Extracted data entries:
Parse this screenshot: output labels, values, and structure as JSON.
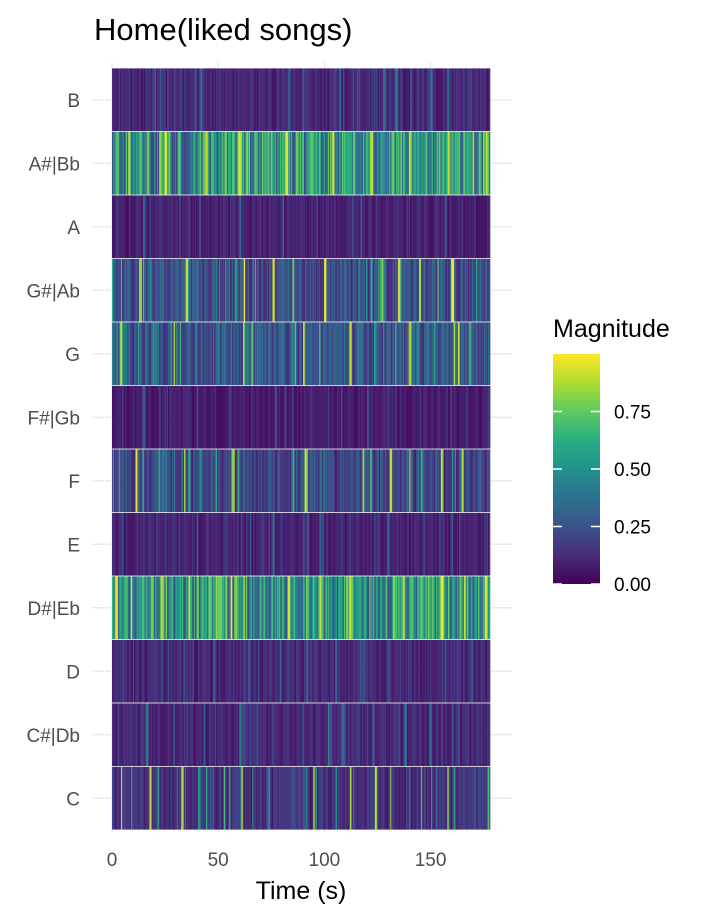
{
  "chart_data": {
    "type": "heatmap",
    "title": "Home(liked songs)",
    "xlabel": "Time (s)",
    "ylabel": "",
    "xlim": [
      0,
      178
    ],
    "x_ticks": [
      0,
      50,
      100,
      150
    ],
    "x_tick_labels": [
      "0",
      "50",
      "100",
      "150"
    ],
    "pitch_classes": [
      "C",
      "C#|Db",
      "D",
      "D#|Eb",
      "E",
      "F",
      "F#|Gb",
      "G",
      "G#|Ab",
      "A",
      "A#|Bb",
      "B"
    ],
    "color_scale": {
      "name": "viridis",
      "legend_title": "Magnitude",
      "range": [
        0,
        1
      ],
      "ticks": [
        0,
        0.25,
        0.5,
        0.75
      ],
      "tick_labels": [
        "0.00",
        "0.25",
        "0.50",
        "0.75"
      ],
      "low_color": "#440154",
      "high_color": "#fde725"
    },
    "grid": true,
    "legend_position": "right",
    "rows": [
      {
        "pitch": "C",
        "mean_magnitude": 0.15,
        "peak_magnitude": 0.95,
        "peak_times": [
          4,
          18,
          33,
          61,
          95,
          112,
          124,
          131,
          158
        ]
      },
      {
        "pitch": "C#|Db",
        "mean_magnitude": 0.12,
        "peak_magnitude": 0.45,
        "peak_times": [
          16,
          29,
          60,
          102,
          138,
          150
        ]
      },
      {
        "pitch": "D",
        "mean_magnitude": 0.12,
        "peak_magnitude": 0.35,
        "peak_times": [
          48,
          79,
          92,
          105
        ]
      },
      {
        "pitch": "D#|Eb",
        "mean_magnitude": 0.55,
        "peak_magnitude": 1.0,
        "peak_times": [
          2,
          9,
          23,
          36,
          56,
          83,
          98,
          112,
          137,
          155,
          166,
          176
        ]
      },
      {
        "pitch": "E",
        "mean_magnitude": 0.1,
        "peak_magnitude": 0.35,
        "peak_times": [
          40,
          65,
          76,
          98,
          130
        ]
      },
      {
        "pitch": "F",
        "mean_magnitude": 0.22,
        "peak_magnitude": 0.95,
        "peak_times": [
          11,
          34,
          57,
          91,
          118,
          131,
          140,
          155,
          165
        ]
      },
      {
        "pitch": "F#|Gb",
        "mean_magnitude": 0.08,
        "peak_magnitude": 0.3,
        "peak_times": [
          15,
          40,
          77,
          108,
          120
        ]
      },
      {
        "pitch": "G",
        "mean_magnitude": 0.3,
        "peak_magnitude": 0.95,
        "peak_times": [
          4,
          29,
          62,
          90,
          112,
          140,
          161,
          163
        ]
      },
      {
        "pitch": "G#|Ab",
        "mean_magnitude": 0.25,
        "peak_magnitude": 1.0,
        "peak_times": [
          13,
          35,
          62,
          76,
          100,
          127,
          135,
          145,
          160
        ]
      },
      {
        "pitch": "A",
        "mean_magnitude": 0.1,
        "peak_magnitude": 0.35,
        "peak_times": [
          15,
          60,
          80,
          117,
          157
        ]
      },
      {
        "pitch": "A#|Bb",
        "mean_magnitude": 0.55,
        "peak_magnitude": 1.0,
        "peak_times": [
          8,
          25,
          44,
          60,
          82,
          104,
          122,
          140,
          158,
          170,
          176
        ]
      },
      {
        "pitch": "B",
        "mean_magnitude": 0.12,
        "peak_magnitude": 0.4,
        "peak_times": [
          20,
          42,
          83,
          107,
          128,
          134,
          150,
          158
        ]
      }
    ]
  }
}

Request: Set the listing down in full and exactly. Pictures within it should not appear in the copy.

Expected answer:
Parse this screenshot: output labels, values, and structure as JSON.
{
  "chart_data": {
    "type": "heatmap",
    "title": "Home(liked songs)",
    "xlabel": "Time (s)",
    "ylabel": "",
    "xlim": [
      0,
      178
    ],
    "x_ticks": [
      0,
      50,
      100,
      150
    ],
    "x_tick_labels": [
      "0",
      "50",
      "100",
      "150"
    ],
    "pitch_classes": [
      "C",
      "C#|Db",
      "D",
      "D#|Eb",
      "E",
      "F",
      "F#|Gb",
      "G",
      "G#|Ab",
      "A",
      "A#|Bb",
      "B"
    ],
    "color_scale": {
      "name": "viridis",
      "legend_title": "Magnitude",
      "range": [
        0,
        1
      ],
      "ticks": [
        0,
        0.25,
        0.5,
        0.75
      ],
      "tick_labels": [
        "0.00",
        "0.25",
        "0.50",
        "0.75"
      ],
      "low_color": "#440154",
      "high_color": "#fde725"
    },
    "grid": true,
    "legend_position": "right",
    "rows": [
      {
        "pitch": "C",
        "mean_magnitude": 0.15,
        "peak_magnitude": 0.95,
        "peak_times": [
          4,
          18,
          33,
          61,
          95,
          112,
          124,
          131,
          158
        ]
      },
      {
        "pitch": "C#|Db",
        "mean_magnitude": 0.12,
        "peak_magnitude": 0.45,
        "peak_times": [
          16,
          29,
          60,
          102,
          138,
          150
        ]
      },
      {
        "pitch": "D",
        "mean_magnitude": 0.12,
        "peak_magnitude": 0.35,
        "peak_times": [
          48,
          79,
          92,
          105
        ]
      },
      {
        "pitch": "D#|Eb",
        "mean_magnitude": 0.55,
        "peak_magnitude": 1.0,
        "peak_times": [
          2,
          9,
          23,
          36,
          56,
          83,
          98,
          112,
          137,
          155,
          166,
          176
        ]
      },
      {
        "pitch": "E",
        "mean_magnitude": 0.1,
        "peak_magnitude": 0.35,
        "peak_times": [
          40,
          65,
          76,
          98,
          130
        ]
      },
      {
        "pitch": "F",
        "mean_magnitude": 0.22,
        "peak_magnitude": 0.95,
        "peak_times": [
          11,
          34,
          57,
          91,
          118,
          131,
          140,
          155,
          165
        ]
      },
      {
        "pitch": "F#|Gb",
        "mean_magnitude": 0.08,
        "peak_magnitude": 0.3,
        "peak_times": [
          15,
          40,
          77,
          108,
          120
        ]
      },
      {
        "pitch": "G",
        "mean_magnitude": 0.3,
        "peak_magnitude": 0.95,
        "peak_times": [
          4,
          29,
          62,
          90,
          112,
          140,
          161,
          163
        ]
      },
      {
        "pitch": "G#|Ab",
        "mean_magnitude": 0.25,
        "peak_magnitude": 1.0,
        "peak_times": [
          13,
          35,
          62,
          76,
          100,
          127,
          135,
          145,
          160
        ]
      },
      {
        "pitch": "A",
        "mean_magnitude": 0.1,
        "peak_magnitude": 0.35,
        "peak_times": [
          15,
          60,
          80,
          117,
          157
        ]
      },
      {
        "pitch": "A#|Bb",
        "mean_magnitude": 0.55,
        "peak_magnitude": 1.0,
        "peak_times": [
          8,
          25,
          44,
          60,
          82,
          104,
          122,
          140,
          158,
          170,
          176
        ]
      },
      {
        "pitch": "B",
        "mean_magnitude": 0.12,
        "peak_magnitude": 0.4,
        "peak_times": [
          20,
          42,
          83,
          107,
          128,
          134,
          150,
          158
        ]
      }
    ]
  }
}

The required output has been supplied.